◆ Records for the exercise ◆
# # #

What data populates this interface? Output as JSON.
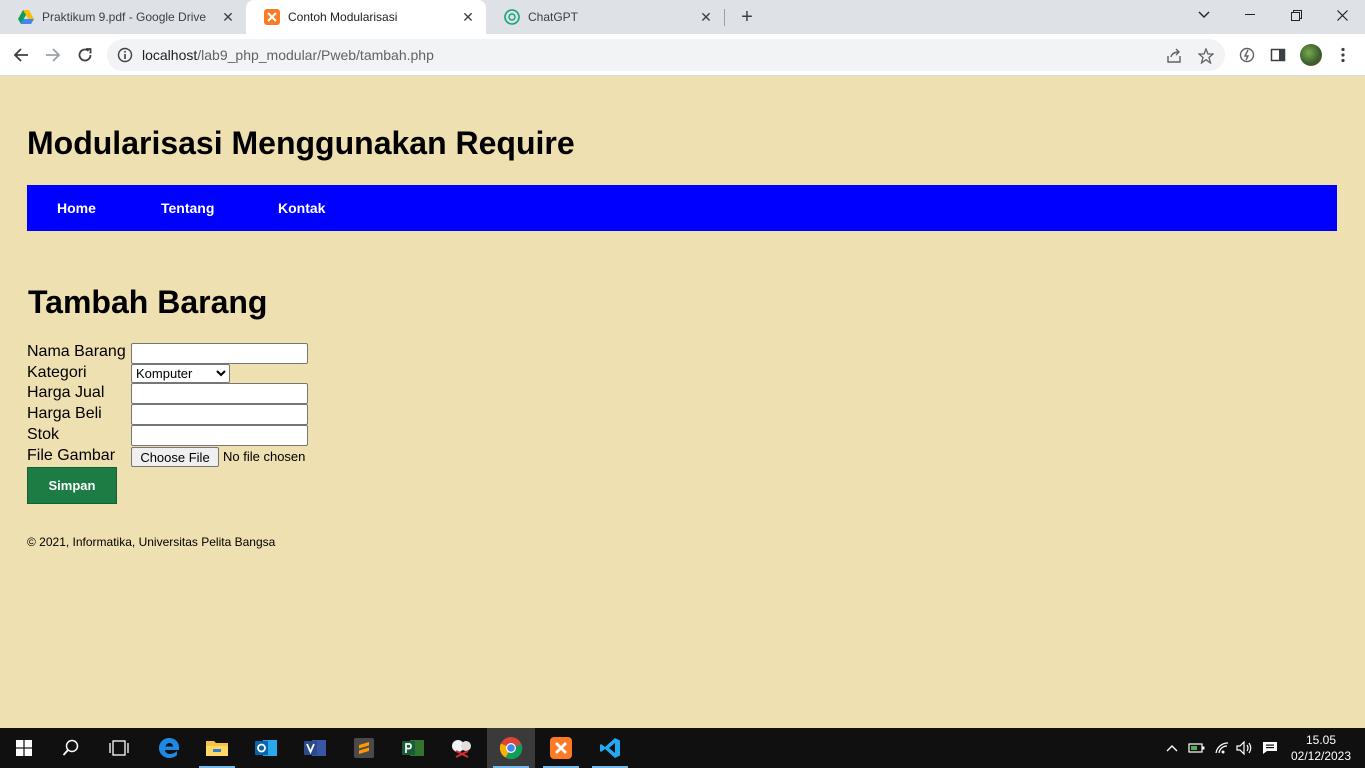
{
  "browser": {
    "tabs": [
      {
        "title": "Praktikum 9.pdf - Google Drive",
        "icon": "google-drive-icon",
        "active": false
      },
      {
        "title": "Contoh Modularisasi",
        "icon": "xampp-icon",
        "active": true
      },
      {
        "title": "ChatGPT",
        "icon": "chatgpt-icon",
        "active": false
      }
    ],
    "url_host": "localhost",
    "url_path": "/lab9_php_modular/Pweb/tambah.php"
  },
  "site": {
    "title": "Modularisasi Menggunakan Require",
    "nav": [
      "Home",
      "Tentang",
      "Kontak"
    ],
    "nav_color": "#0000ff",
    "background": "#eee0b1"
  },
  "form": {
    "heading": "Tambah Barang",
    "labels": {
      "nama": "Nama Barang",
      "kategori": "Kategori",
      "harga_jual": "Harga Jual",
      "harga_beli": "Harga Beli",
      "stok": "Stok",
      "gambar": "File Gambar"
    },
    "values": {
      "nama": "",
      "harga_jual": "",
      "harga_beli": "",
      "stok": ""
    },
    "kategori_selected": "Komputer",
    "file_button": "Choose File",
    "file_status": "No file chosen",
    "submit_label": "Simpan",
    "submit_color": "#1c7c44"
  },
  "footer": {
    "text": "© 2021, Informatika, Universitas Pelita Bangsa"
  },
  "taskbar": {
    "apps": [
      "windows-start-icon",
      "search-icon",
      "task-view-icon",
      "edge-icon",
      "file-explorer-icon",
      "outlook-icon",
      "visio-icon",
      "sublime-text-icon",
      "project-icon",
      "snipping-tool-icon",
      "chrome-icon",
      "xampp-icon",
      "vscode-icon"
    ],
    "time": "15.05",
    "date": "02/12/2023"
  }
}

# # #

Every line above should be returned exactly; the pictures stay out.

What data populates this interface? Output as JSON.
{
  "browser": {
    "tabs": [
      {
        "title": "Praktikum 9.pdf - Google Drive",
        "icon": "google-drive-icon",
        "active": false
      },
      {
        "title": "Contoh Modularisasi",
        "icon": "xampp-icon",
        "active": true
      },
      {
        "title": "ChatGPT",
        "icon": "chatgpt-icon",
        "active": false
      }
    ],
    "url_host": "localhost",
    "url_path": "/lab9_php_modular/Pweb/tambah.php"
  },
  "site": {
    "title": "Modularisasi Menggunakan Require",
    "nav": [
      "Home",
      "Tentang",
      "Kontak"
    ],
    "nav_color": "#0000ff",
    "background": "#eee0b1"
  },
  "form": {
    "heading": "Tambah Barang",
    "labels": {
      "nama": "Nama Barang",
      "kategori": "Kategori",
      "harga_jual": "Harga Jual",
      "harga_beli": "Harga Beli",
      "stok": "Stok",
      "gambar": "File Gambar"
    },
    "values": {
      "nama": "",
      "harga_jual": "",
      "harga_beli": "",
      "stok": ""
    },
    "kategori_selected": "Komputer",
    "file_button": "Choose File",
    "file_status": "No file chosen",
    "submit_label": "Simpan",
    "submit_color": "#1c7c44"
  },
  "footer": {
    "text": "© 2021, Informatika, Universitas Pelita Bangsa"
  },
  "taskbar": {
    "apps": [
      "windows-start-icon",
      "search-icon",
      "task-view-icon",
      "edge-icon",
      "file-explorer-icon",
      "outlook-icon",
      "visio-icon",
      "sublime-text-icon",
      "project-icon",
      "snipping-tool-icon",
      "chrome-icon",
      "xampp-icon",
      "vscode-icon"
    ],
    "time": "15.05",
    "date": "02/12/2023"
  }
}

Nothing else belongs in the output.